• [EXERCISE DIRECTIONS]
Copy out all lines that carry the word "this".

• [RECORDS FOR PROCESSING]

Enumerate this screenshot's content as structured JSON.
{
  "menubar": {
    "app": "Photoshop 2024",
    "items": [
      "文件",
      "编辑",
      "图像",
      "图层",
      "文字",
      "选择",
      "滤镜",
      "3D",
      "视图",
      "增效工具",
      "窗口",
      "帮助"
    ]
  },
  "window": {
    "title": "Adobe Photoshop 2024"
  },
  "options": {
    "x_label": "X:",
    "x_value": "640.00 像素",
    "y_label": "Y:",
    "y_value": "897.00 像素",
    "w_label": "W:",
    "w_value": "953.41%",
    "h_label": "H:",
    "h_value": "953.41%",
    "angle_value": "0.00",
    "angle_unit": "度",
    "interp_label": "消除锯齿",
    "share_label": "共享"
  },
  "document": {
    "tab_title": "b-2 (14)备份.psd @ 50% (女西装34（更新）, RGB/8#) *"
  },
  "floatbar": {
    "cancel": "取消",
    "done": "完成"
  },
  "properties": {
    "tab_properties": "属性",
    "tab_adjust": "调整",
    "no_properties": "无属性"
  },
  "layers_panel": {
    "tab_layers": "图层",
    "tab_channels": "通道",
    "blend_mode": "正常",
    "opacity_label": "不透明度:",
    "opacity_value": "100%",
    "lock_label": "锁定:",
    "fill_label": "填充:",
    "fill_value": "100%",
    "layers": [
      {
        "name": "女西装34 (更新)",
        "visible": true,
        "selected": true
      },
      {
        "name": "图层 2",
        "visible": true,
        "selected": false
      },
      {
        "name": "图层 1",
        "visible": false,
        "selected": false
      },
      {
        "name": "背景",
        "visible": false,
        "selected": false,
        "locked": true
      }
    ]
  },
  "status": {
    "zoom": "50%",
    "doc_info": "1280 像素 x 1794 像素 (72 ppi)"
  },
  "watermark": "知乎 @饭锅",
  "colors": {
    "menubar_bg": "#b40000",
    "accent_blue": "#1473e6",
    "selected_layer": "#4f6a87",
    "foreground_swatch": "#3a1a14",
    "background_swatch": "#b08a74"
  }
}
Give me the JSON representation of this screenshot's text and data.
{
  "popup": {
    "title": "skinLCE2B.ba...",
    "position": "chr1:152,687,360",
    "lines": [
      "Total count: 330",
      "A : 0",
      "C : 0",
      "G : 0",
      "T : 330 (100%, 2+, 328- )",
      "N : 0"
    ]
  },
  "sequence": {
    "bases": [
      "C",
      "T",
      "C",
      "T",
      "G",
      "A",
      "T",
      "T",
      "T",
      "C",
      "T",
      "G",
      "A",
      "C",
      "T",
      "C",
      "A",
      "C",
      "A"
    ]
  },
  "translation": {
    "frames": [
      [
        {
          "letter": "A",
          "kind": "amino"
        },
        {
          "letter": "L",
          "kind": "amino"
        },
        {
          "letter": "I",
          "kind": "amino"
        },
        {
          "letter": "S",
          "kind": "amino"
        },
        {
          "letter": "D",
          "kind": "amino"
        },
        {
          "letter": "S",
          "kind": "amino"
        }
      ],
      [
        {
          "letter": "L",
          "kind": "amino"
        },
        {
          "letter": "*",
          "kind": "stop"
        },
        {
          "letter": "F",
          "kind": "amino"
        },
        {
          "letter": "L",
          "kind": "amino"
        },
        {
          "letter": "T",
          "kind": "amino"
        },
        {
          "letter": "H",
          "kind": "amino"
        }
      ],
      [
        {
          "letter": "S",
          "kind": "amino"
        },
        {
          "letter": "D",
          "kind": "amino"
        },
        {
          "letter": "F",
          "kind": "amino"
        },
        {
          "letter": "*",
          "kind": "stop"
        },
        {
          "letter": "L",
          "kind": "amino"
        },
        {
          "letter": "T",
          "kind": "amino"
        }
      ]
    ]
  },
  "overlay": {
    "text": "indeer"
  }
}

• [ANSWER TO THE EXERCISE]
Enumerate this screenshot's content as structured JSON.
Give me the JSON representation of this screenshot's text and data.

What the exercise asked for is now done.